> INSTRUCTION
Scan the data beneath this task and copy each line that includes "Storm".

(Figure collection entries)
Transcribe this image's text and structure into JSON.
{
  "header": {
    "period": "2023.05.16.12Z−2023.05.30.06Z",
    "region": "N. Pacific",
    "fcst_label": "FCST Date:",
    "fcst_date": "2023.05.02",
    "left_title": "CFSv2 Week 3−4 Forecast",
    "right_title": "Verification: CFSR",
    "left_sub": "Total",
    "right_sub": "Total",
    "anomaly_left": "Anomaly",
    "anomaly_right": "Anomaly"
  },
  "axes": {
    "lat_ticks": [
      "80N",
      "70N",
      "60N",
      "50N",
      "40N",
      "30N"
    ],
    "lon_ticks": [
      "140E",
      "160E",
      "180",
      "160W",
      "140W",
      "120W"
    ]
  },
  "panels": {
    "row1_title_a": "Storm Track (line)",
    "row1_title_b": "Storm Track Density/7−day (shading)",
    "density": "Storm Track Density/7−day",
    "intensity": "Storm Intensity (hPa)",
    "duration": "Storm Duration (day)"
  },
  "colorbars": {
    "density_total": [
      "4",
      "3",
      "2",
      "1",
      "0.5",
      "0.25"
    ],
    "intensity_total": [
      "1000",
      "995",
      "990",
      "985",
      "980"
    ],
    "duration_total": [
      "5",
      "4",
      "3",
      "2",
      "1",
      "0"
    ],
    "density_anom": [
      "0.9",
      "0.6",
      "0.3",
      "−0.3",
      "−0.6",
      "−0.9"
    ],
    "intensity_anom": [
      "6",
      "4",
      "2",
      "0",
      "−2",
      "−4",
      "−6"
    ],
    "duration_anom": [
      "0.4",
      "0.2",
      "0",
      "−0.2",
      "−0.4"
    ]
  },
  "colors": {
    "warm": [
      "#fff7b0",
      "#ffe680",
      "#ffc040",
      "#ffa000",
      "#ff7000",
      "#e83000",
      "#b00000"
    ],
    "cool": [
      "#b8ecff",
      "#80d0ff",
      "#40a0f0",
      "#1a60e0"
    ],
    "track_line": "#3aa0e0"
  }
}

> IN RESPONSE
    "row1_title_a": "Storm Track (line)",
    "row1_title_b": "Storm Track Density/7−day (shading)",
    "density": "Storm Track Density/7−day",
    "intensity": "Storm Intensity (hPa)",
    "duration": "Storm Duration (day)"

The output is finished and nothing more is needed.